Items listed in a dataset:
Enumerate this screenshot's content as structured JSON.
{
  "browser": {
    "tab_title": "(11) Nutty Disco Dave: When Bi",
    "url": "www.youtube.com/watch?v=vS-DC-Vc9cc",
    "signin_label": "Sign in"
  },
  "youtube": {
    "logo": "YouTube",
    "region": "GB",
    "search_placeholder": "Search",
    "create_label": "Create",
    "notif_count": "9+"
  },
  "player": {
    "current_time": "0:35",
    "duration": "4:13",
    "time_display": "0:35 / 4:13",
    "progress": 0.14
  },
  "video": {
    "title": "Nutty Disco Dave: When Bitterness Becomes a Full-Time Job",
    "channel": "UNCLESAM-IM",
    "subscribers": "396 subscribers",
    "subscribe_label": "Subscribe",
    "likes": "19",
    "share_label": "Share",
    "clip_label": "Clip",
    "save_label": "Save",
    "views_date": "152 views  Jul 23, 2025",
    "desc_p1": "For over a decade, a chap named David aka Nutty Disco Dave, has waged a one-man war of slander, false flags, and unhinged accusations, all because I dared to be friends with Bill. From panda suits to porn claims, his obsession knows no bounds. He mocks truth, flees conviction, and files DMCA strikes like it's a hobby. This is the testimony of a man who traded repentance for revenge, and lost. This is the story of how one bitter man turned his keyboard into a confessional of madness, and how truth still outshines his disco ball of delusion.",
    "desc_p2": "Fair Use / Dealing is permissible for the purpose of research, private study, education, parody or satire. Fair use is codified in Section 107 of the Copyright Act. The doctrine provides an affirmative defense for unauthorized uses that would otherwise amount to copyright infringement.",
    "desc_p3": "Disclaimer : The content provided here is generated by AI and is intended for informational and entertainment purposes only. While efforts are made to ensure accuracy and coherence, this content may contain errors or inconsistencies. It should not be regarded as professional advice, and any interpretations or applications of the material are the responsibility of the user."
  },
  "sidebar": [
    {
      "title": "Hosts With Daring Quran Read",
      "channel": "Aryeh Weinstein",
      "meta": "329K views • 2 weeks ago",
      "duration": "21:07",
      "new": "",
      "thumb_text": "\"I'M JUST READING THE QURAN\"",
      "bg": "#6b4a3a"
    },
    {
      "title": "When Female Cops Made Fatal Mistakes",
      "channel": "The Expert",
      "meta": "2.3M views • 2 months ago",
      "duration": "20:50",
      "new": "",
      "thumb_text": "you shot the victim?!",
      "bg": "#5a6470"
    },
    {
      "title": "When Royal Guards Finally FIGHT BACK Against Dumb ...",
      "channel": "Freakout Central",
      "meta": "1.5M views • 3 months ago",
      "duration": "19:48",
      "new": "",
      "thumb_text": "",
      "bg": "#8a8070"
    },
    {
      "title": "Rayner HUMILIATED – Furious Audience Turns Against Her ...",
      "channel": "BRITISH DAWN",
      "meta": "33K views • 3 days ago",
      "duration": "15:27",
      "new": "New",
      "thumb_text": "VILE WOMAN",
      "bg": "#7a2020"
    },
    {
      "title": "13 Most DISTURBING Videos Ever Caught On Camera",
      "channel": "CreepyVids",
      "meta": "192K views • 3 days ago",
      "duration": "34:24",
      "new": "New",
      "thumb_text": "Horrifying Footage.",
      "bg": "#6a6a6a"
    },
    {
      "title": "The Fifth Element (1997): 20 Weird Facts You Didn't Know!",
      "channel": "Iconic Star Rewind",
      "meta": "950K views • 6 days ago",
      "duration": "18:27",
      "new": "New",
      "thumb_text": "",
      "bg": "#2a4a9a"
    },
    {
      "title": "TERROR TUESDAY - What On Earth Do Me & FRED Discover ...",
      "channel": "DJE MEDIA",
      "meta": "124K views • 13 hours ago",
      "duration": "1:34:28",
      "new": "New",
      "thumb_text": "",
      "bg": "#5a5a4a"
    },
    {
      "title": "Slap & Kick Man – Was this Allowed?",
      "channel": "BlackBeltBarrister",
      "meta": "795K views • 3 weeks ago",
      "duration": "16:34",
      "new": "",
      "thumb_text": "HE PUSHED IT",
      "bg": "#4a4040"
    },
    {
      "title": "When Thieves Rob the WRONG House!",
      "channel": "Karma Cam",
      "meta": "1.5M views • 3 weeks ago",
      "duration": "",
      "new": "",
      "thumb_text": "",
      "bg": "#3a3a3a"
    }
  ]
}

▶ Short problem: Report each line in the preceding entries that holds the string "weeks".

▶ Reply to the task:
      "meta": "329K views • 2 weeks ago",
      "meta": "795K views • 3 weeks ago",
      "meta": "1.5M views • 3 weeks ago",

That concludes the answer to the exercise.